*What is required*: Look through the data below and return each line where "professional" appears.

*Records for the exercise*:
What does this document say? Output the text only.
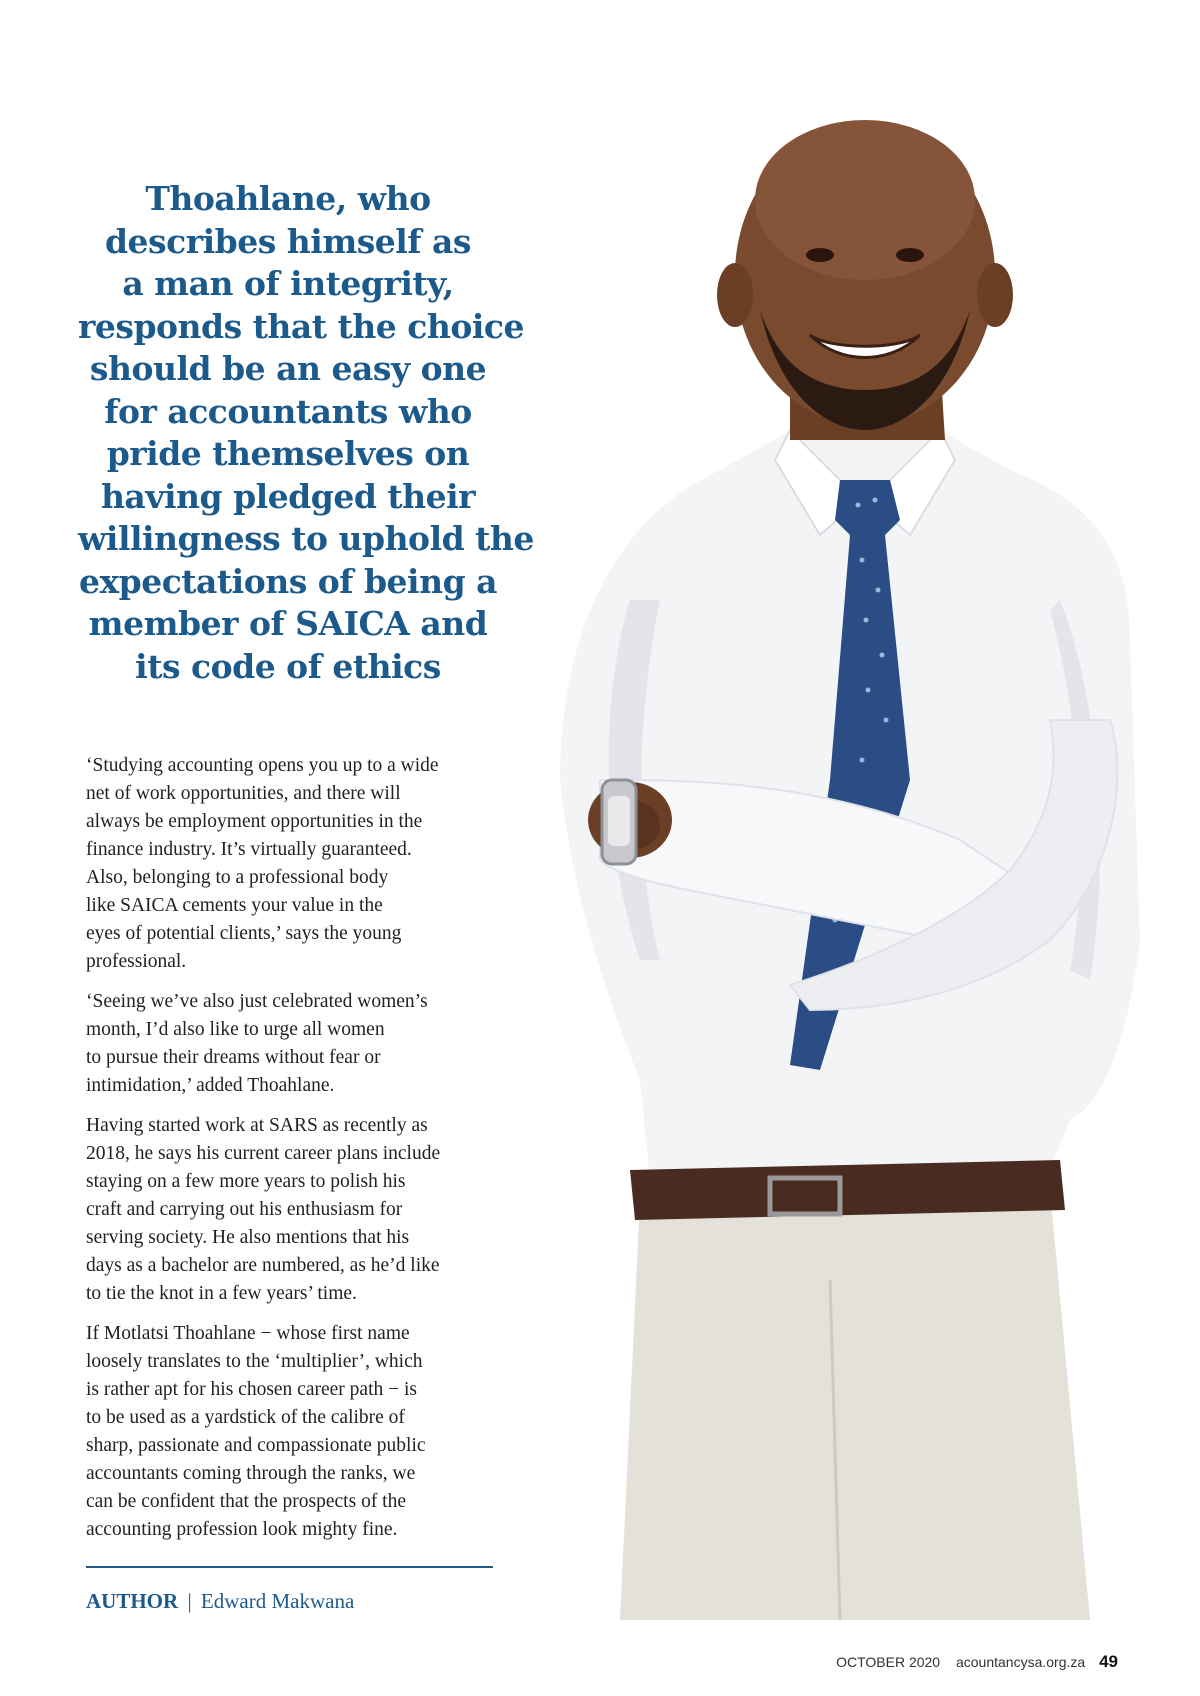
Thoahlane, who
describes himself as
a man of integrity,
responds that the choice
should be an easy one
for accountants who
pride themselves on
having pledged their
willingness to uphold the
expectations of being a
member of SAICA and
its code of ethics

‘Studying accounting opens you up to a wide
net of work opportunities, and there will
always be employment opportunities in the
finance industry. It’s virtually guaranteed.
Also, belonging to a professional body
like SAICA cements your value in the
eyes of potential clients,’ says the young
professional.

‘Seeing we’ve also just celebrated women’s
month, I’d also like to urge all women
to pursue their dreams without fear or
intimidation,’ added Thoahlane.

Having started work at SARS as recently as
2018, he says his current career plans include
staying on a few more years to polish his
craft and carrying out his enthusiasm for
serving society. He also mentions that his
days as a bachelor are numbered, as he’d like
to tie the knot in a few years’ time.

If Motlatsi Thoahlane − whose first name
loosely translates to the ‘multiplier’, which
is rather apt for his chosen career path − is
to be used as a yardstick of the calibre of
sharp, passionate and compassionate public
accountants coming through the ranks, we
can be confident that the prospects of the
accounting profession look mighty fine.

AUTHOR | Edward Makwana
OCTOBER 2020 acountancysa.org.za 49
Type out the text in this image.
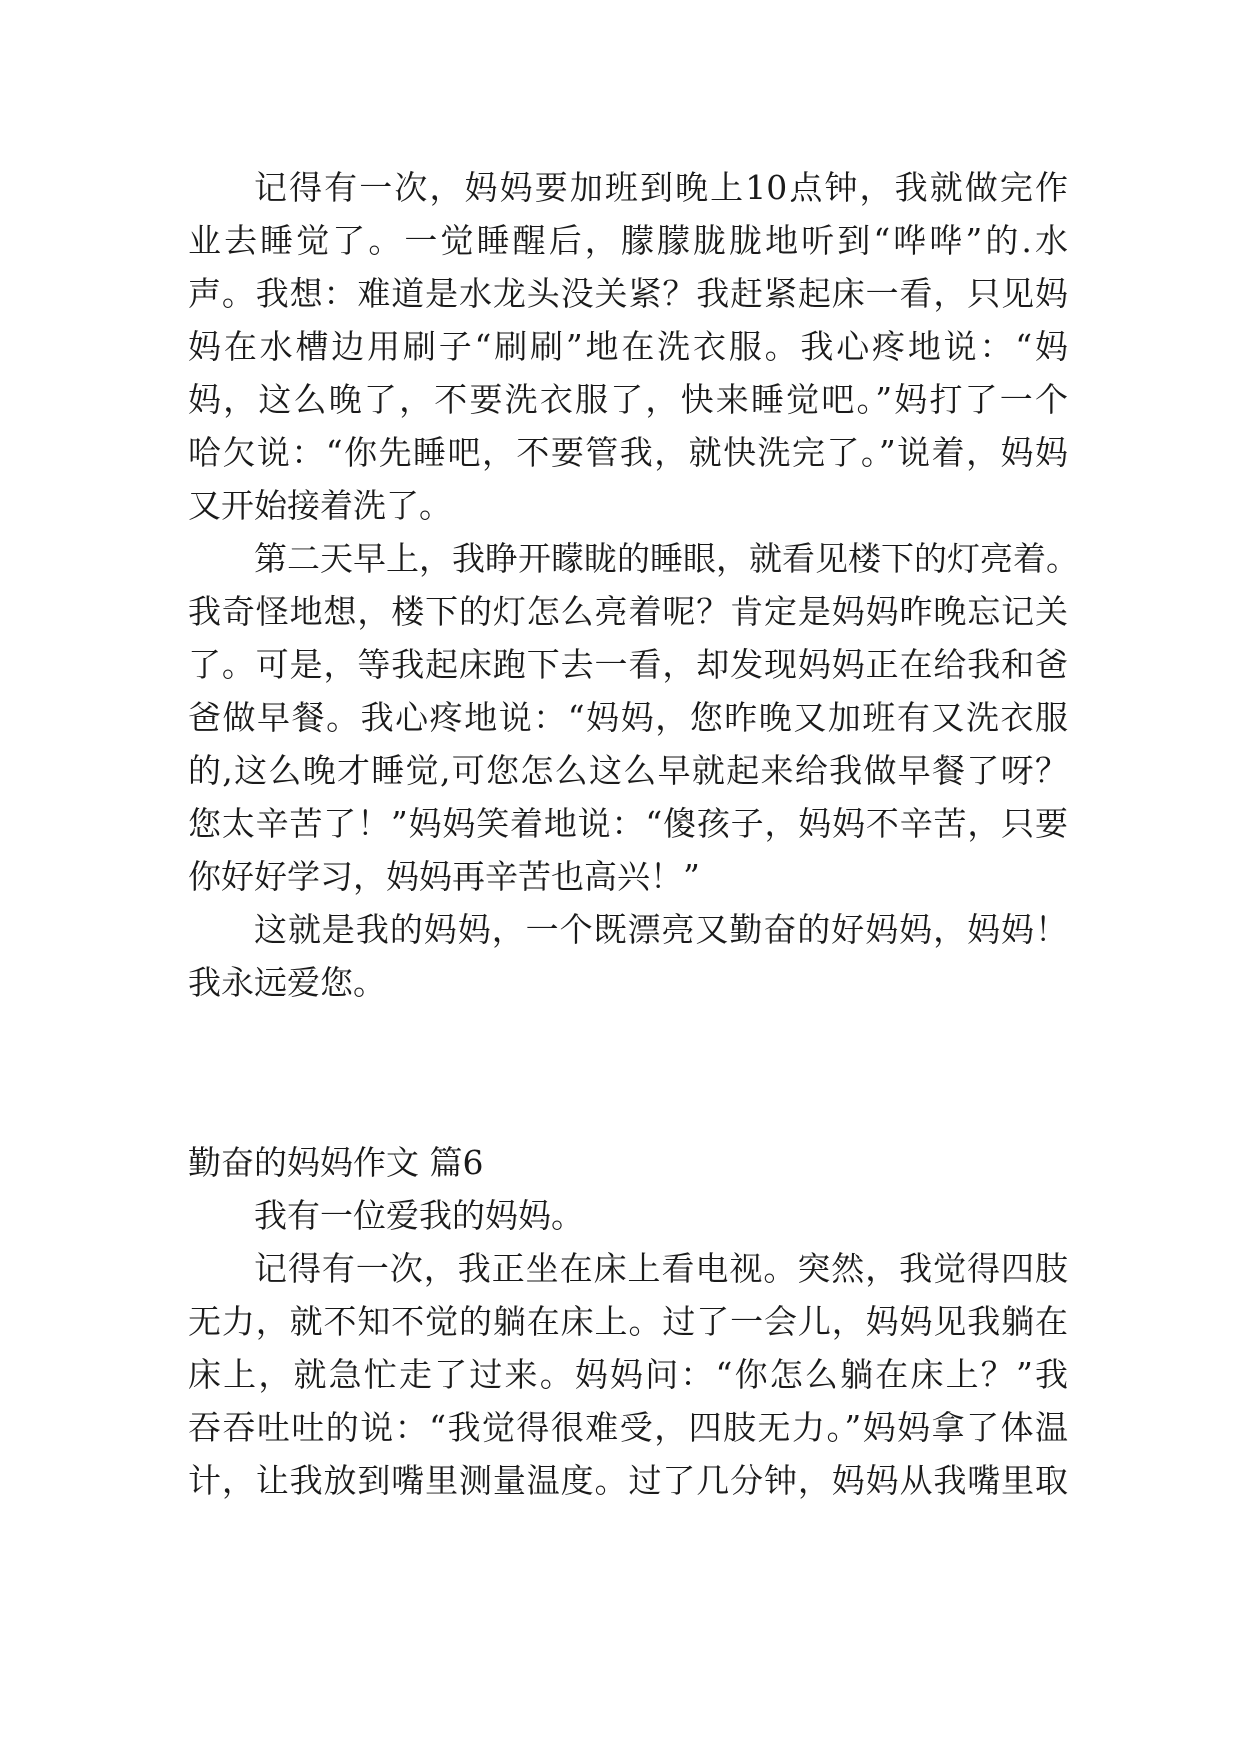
记得有一次，妈妈要加班到晚上10点钟，我就做完作
业去睡觉了。一觉睡醒后，朦朦胧胧地听到“哗哗”的.水
声。我想：难道是水龙头没关紧？我赶紧起床一看，只见妈
妈在水槽边用刷子“刷刷”地在洗衣服。我心疼地说：“妈
妈，这么晚了，不要洗衣服了，快来睡觉吧。”妈打了一个
哈欠说：“你先睡吧，不要管我，就快洗完了。”说着，妈妈
又开始接着洗了。
第二天早上，我睁开矇眬的睡眼，就看见楼下的灯亮着。
我奇怪地想，楼下的灯怎么亮着呢？肯定是妈妈昨晚忘记关
了。可是，等我起床跑下去一看，却发现妈妈正在给我和爸
爸做早餐。我心疼地说：“妈妈，您昨晚又加班有又洗衣服
的,这么晚才睡觉,可您怎么这么早就起来给我做早餐了呀？
您太辛苦了！”妈妈笑着地说：“傻孩子，妈妈不辛苦，只要
你好好学习，妈妈再辛苦也高兴！”
这就是我的妈妈，一个既漂亮又勤奋的好妈妈，妈妈！
我永远爱您。
勤奋的妈妈作文 篇6
我有一位爱我的妈妈。
记得有一次，我正坐在床上看电视。突然，我觉得四肢
无力，就不知不觉的躺在床上。过了一会儿，妈妈见我躺在
床上，就急忙走了过来。妈妈问：“你怎么躺在床上？”我
吞吞吐吐的说：“我觉得很难受，四肢无力。”妈妈拿了体温
计，让我放到嘴里测量温度。过了几分钟，妈妈从我嘴里取
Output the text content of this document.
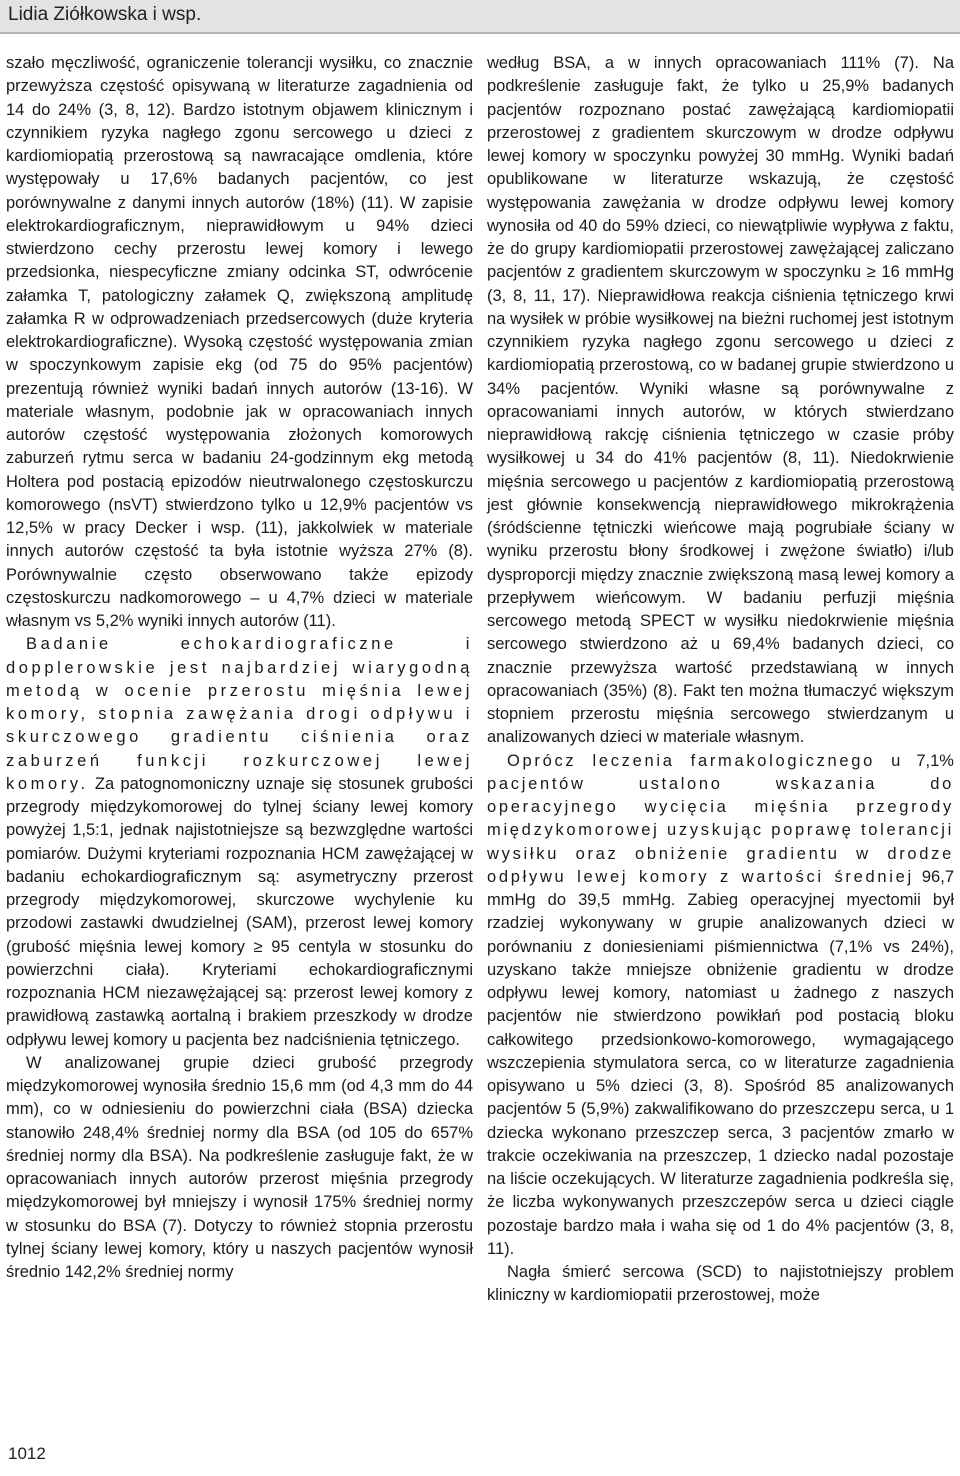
Lidia Ziółkowska i wsp.

szało męczliwość, ograniczenie tolerancji wysiłku, co znacznie przewyższa częstość opisywaną w literaturze zagadnienia od 14 do 24% (3, 8, 12). Bardzo istotnym objawem klinicznym i czynnikiem ryzyka nagłego zgonu sercowego u dzieci z kardiomiopatią przerostową są nawracające omdlenia, które występowały u 17,6% badanych pacjentów, co jest porównywalne z danymi innych autorów (18%) (11). W zapisie elektrokardiograficznym, nieprawidłowym u 94% dzieci stwierdzono cechy przerostu lewej komory i lewego przedsionka, niespecyficzne zmiany odcinka ST, odwrócenie załamka T, patologiczny załamek Q, zwiększoną amplitudę załamka R w odprowadzeniach przedsercowych (duże kryteria elektrokardiograficzne). Wysoką częstość występowania zmian w spoczynkowym zapisie ekg (od 75 do 95% pacjentów) prezentują również wyniki badań innych autorów (13-16). W materiale własnym, podobnie jak w opracowaniach innych autorów częstość występowania złożonych komorowych zaburzeń rytmu serca w badaniu 24-godzinnym ekg metodą Holtera pod postacią epizodów nieutrwalonego częstoskurczu komorowego (nsVT) stwierdzono tylko u 12,9% pacjentów vs 12,5% w pracy Decker i wsp. (11), jakkolwiek w materiale innych autorów częstość ta była istotnie wyższa 27% (8). Porównywalnie często obserwowano także epizody częstoskurczu nadkomorowego – u 4,7% dzieci w materiale własnym vs 5,2% wyniki innych autorów (11).

Badanie echokardiograficzne i dopplerowskie jest najbardziej wiarygodną metodą w ocenie przerostu mięśnia lewej komory, stopnia zawężania drogi odpływu i skurczowego gradientu ciśnienia oraz zaburzeń funkcji rozkurczowej lewej komory. Za patognomoniczny uznaje się stosunek grubości przegrody międzykomorowej do tylnej ściany lewej komory powyżej 1,5:1, jednak najistotniejsze są bezwzględne wartości pomiarów. Dużymi kryteriami rozpoznania HCM zawężającej w badaniu echokardiograficznym są: asymetryczny przerost przegrody międzykomorowej, skurczowe wychylenie ku przodowi zastawki dwudzielnej (SAM), przerost lewej komory (grubość mięśnia lewej komory ≥ 95 centyla w stosunku do powierzchni ciała). Kryteriami echokardiograficznymi rozpoznania HCM niezawężającej są: przerost lewej komory z prawidłową zastawką aortalną i brakiem przeszkody w drodze odpływu lewej komory u pacjenta bez nadciśnienia tętniczego.

W analizowanej grupie dzieci grubość przegrody międzykomorowej wynosiła średnio 15,6 mm (od 4,3 mm do 44 mm), co w odniesieniu do powierzchni ciała (BSA) dziecka stanowiło 248,4% średniej normy dla BSA (od 105 do 657% średniej normy dla BSA). Na podkreślenie zasługuje fakt, że w opracowaniach innych autorów przerost mięśnia przegrody międzykomorowej był mniejszy i wynosił 175% średniej normy w stosunku do BSA (7). Dotyczy to również stopnia przerostu tylnej ściany lewej komory, który u naszych pacjentów wynosił średnio 142,2% średniej normy

według BSA, a w innych opracowaniach 111% (7). Na podkreślenie zasługuje fakt, że tylko u 25,9% badanych pacjentów rozpoznano postać zawężającą kardiomiopatii przerostowej z gradientem skurczowym w drodze odpływu lewej komory w spoczynku powyżej 30 mmHg. Wyniki badań opublikowane w literaturze wskazują, że częstość występowania zawężania w drodze odpływu lewej komory wynosiła od 40 do 59% dzieci, co niewątpliwie wypływa z faktu, że do grupy kardiomiopatii przerostowej zawężającej zaliczano pacjentów z gradientem skurczowym w spoczynku ≥ 16 mmHg (3, 8, 11, 17). Nieprawidłowa reakcja ciśnienia tętniczego krwi na wysiłek w próbie wysiłkowej na bieżni ruchomej jest istotnym czynnikiem ryzyka nagłego zgonu sercowego u dzieci z kardiomiopatią przerostową, co w badanej grupie stwierdzono u 34% pacjentów. Wyniki własne są porównywalne z opracowaniami innych autorów, w których stwierdzano nieprawidłową rakcję ciśnienia tętniczego w czasie próby wysiłkowej u 34 do 41% pacjentów (8, 11). Niedokrwienie mięśnia sercowego u pacjentów z kardiomiopatią przerostową jest głównie konsekwencją nieprawidłowego mikrokrążenia (śródścienne tętniczki wieńcowe mają pogrubiałe ściany w wyniku przerostu błony środkowej i zwężone światło) i/lub dysproporcji między znacznie zwiększoną masą lewej komory a przepływem wieńcowym. W badaniu perfuzji mięśnia sercowego metodą SPECT w wysiłku niedokrwienie mięśnia sercowego stwierdzono aż u 69,4% badanych dzieci, co znacznie przewyższa wartość przedstawianą w innych opracowaniach (35%) (8). Fakt ten można tłumaczyć większym stopniem przerostu mięśnia sercowego stwierdzanym u analizowanych dzieci w materiale własnym.

Oprócz leczenia farmakologicznego u 7,1% pacjentów ustalono wskazania do operacyjnego wycięcia mięśnia przegrody międzykomorowej uzyskując poprawę tolerancji wysiłku oraz obniżenie gradientu w drodze odpływu lewej komory z wartości średniej 96,7 mmHg do 39,5 mmHg. Zabieg operacyjnej myectomii był rzadziej wykonywany w grupie analizowanych dzieci w porównaniu z doniesieniami piśmiennictwa (7,1% vs 24%), uzyskano także mniejsze obniżenie gradientu w drodze odpływu lewej komory, natomiast u żadnego z naszych pacjentów nie stwierdzono powikłań pod postacią bloku całkowitego przedsionkowo-komorowego, wymagającego wszczepienia stymulatora serca, co w literaturze zagadnienia opisywano u 5% dzieci (3, 8). Spośród 85 analizowanych pacjentów 5 (5,9%) zakwalifikowano do przeszczepu serca, u 1 dziecka wykonano przeszczep serca, 3 pacjentów zmarło w trakcie oczekiwania na przeszczep, 1 dziecko nadal pozostaje na liście oczekujących. W literaturze zagadnienia podkreśla się, że liczba wykonywanych przeszczepów serca u dzieci ciągle pozostaje bardzo mała i waha się od 1 do 4% pacjentów (3, 8, 11).

Nagła śmierć sercowa (SCD) to najistotniejszy problem kliniczny w kardiomiopatii przerostowej, może

1012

*Exercise solution*:
Also, belonging to a professional body
professional.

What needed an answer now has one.